━━━ The records ━━━
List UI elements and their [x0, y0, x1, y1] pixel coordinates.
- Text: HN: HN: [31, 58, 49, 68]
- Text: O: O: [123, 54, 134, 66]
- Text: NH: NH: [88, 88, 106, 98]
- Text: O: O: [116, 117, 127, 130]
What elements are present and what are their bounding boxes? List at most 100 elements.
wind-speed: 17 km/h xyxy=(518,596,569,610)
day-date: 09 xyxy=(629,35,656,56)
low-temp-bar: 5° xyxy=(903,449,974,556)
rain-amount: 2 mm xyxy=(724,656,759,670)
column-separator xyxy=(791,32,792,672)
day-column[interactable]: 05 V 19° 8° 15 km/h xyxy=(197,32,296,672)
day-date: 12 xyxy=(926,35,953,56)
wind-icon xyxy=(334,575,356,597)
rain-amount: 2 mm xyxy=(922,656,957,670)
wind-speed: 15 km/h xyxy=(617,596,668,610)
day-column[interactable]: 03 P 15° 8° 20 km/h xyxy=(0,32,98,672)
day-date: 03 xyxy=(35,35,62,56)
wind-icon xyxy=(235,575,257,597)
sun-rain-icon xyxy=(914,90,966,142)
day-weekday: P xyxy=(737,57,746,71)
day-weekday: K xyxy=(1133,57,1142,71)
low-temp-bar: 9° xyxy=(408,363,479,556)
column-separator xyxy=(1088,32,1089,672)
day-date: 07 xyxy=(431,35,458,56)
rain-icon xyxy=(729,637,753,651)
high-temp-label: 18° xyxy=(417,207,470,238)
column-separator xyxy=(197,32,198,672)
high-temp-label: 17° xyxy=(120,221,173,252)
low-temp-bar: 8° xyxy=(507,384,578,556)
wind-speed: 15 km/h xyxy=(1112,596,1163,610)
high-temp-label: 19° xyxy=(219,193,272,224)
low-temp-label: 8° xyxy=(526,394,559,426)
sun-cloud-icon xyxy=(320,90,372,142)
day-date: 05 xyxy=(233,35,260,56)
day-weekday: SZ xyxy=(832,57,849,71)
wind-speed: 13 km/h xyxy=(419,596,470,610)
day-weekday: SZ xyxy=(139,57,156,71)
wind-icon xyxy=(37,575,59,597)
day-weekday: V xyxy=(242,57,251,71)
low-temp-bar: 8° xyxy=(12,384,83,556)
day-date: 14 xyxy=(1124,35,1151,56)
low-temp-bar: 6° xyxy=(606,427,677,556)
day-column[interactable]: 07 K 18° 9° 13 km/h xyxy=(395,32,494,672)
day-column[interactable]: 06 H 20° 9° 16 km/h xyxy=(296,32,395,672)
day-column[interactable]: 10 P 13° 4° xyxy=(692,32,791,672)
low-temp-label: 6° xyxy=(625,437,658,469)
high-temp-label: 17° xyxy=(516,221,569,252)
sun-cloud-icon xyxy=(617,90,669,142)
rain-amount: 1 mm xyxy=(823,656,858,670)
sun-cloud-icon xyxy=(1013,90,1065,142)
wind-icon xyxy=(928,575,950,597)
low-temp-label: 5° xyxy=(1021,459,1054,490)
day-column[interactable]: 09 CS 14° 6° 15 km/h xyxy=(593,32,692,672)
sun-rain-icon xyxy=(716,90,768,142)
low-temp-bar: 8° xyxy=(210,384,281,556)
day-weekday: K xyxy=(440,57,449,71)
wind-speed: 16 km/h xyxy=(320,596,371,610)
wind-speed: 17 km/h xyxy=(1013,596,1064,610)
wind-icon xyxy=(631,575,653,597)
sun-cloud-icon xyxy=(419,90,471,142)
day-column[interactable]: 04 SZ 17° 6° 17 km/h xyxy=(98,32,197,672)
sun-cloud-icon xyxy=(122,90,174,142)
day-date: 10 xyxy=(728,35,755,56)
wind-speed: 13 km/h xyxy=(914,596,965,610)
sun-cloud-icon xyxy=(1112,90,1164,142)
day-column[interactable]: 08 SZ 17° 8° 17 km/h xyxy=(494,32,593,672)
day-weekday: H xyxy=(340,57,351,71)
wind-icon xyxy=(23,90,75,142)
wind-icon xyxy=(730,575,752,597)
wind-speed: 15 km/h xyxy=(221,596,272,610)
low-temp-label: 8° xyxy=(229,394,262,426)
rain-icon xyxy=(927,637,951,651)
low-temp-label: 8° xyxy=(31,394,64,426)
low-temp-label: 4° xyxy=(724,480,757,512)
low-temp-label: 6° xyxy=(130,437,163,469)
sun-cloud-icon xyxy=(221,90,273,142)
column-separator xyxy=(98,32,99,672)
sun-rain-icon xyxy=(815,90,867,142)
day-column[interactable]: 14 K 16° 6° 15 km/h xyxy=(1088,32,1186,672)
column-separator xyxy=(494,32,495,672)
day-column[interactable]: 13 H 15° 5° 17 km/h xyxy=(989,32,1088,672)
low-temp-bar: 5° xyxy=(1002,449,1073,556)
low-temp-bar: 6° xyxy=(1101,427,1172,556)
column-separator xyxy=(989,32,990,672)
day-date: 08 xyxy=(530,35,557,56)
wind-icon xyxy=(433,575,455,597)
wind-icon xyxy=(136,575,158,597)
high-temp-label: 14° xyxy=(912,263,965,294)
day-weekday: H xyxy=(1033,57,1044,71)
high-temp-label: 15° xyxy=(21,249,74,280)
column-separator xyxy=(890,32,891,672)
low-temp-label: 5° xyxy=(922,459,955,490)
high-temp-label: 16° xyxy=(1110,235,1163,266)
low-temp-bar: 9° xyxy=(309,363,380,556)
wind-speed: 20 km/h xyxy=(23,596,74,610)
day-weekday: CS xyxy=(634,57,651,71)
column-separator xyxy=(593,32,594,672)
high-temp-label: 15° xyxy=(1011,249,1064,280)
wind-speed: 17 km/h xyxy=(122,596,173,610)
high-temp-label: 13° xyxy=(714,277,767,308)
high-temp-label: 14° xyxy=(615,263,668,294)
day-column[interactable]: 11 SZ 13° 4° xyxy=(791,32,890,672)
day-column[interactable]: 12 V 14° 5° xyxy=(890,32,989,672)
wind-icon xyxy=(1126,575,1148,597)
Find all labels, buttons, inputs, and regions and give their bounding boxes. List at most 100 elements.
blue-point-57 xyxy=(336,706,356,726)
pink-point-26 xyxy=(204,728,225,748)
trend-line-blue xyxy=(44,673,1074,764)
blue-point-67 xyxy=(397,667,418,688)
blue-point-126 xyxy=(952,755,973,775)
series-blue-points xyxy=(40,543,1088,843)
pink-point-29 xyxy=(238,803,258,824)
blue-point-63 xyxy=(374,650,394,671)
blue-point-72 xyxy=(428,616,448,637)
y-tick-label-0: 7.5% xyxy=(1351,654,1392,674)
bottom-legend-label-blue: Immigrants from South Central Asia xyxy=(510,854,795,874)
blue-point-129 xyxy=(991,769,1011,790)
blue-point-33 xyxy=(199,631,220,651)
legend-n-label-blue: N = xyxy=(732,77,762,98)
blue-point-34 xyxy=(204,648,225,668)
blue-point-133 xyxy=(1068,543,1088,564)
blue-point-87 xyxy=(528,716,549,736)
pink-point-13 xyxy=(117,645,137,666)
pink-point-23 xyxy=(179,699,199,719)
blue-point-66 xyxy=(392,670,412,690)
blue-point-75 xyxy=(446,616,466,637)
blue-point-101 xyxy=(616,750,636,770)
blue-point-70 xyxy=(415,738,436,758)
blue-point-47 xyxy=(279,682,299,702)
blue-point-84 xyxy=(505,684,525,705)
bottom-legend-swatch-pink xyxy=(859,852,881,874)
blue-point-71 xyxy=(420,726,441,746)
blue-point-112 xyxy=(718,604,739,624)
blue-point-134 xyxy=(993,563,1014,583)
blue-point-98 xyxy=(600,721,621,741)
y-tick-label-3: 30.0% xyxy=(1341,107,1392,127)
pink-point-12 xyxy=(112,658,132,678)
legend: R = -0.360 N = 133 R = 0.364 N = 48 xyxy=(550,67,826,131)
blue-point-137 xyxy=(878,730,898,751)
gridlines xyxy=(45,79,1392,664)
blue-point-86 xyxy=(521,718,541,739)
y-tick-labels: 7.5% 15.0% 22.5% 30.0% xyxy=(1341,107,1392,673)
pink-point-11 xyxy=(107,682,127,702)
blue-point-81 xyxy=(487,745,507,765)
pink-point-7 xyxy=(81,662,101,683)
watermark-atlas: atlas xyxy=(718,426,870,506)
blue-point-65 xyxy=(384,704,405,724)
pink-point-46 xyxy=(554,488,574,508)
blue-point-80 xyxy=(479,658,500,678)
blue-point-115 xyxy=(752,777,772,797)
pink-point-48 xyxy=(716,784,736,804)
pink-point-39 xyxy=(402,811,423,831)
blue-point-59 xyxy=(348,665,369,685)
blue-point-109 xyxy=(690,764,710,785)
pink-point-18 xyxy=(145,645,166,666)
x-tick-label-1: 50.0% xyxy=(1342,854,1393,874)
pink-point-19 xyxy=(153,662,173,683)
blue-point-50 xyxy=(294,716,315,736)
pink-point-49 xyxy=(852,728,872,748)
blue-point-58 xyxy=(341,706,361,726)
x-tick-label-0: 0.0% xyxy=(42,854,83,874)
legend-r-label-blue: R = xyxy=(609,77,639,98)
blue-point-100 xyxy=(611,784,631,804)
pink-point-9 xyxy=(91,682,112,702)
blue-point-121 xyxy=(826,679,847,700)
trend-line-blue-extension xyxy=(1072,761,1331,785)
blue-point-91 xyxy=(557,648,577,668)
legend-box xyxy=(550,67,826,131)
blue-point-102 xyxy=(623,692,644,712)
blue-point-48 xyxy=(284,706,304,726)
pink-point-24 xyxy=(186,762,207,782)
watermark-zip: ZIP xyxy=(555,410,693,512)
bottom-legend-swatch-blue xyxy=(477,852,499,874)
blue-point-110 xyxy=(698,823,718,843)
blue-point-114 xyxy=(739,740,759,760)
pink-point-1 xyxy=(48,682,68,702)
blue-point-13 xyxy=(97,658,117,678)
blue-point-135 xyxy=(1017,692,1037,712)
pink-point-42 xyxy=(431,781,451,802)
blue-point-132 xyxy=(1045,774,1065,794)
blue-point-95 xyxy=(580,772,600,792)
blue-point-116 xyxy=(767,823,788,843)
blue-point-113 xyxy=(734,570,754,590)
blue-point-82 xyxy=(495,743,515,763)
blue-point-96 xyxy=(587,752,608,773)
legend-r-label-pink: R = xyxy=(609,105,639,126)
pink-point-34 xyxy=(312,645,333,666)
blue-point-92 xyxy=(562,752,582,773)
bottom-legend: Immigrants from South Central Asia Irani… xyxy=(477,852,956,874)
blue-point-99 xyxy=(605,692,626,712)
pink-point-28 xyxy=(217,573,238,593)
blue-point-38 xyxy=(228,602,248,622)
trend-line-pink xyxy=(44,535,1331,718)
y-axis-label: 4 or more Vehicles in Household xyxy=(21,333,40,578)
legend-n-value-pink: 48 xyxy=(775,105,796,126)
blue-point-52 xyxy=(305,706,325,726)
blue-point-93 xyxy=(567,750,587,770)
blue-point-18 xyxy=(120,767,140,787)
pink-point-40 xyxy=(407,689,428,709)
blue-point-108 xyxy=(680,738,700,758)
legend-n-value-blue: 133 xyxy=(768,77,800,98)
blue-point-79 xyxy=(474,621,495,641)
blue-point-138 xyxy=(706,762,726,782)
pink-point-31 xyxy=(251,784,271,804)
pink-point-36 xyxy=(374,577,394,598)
━━━
▸ **Aim of the exercise**:
Arrange the lines from the start of the records up to and including the line containing "day-date: 09 xyxy=(629,35,656,56)" as a numbered list, omitting any blank lines.

▸ **Task solution**:
1. List UI elements and their [x0, y0, x1, y1] pixel coordinates.
2. - Text: HN: HN: [31, 58, 49, 68]
3. - Text: O: O: [123, 54, 134, 66]
4. - Text: NH: NH: [88, 88, 106, 98]
5. - Text: O: O: [116, 117, 127, 130]
6. What elements are present and what are their bounding boxes? List at most 100 elements.
7. wind-speed: 17 km/h xyxy=(518,596,569,610)
8. day-date: 09 xyxy=(629,35,656,56)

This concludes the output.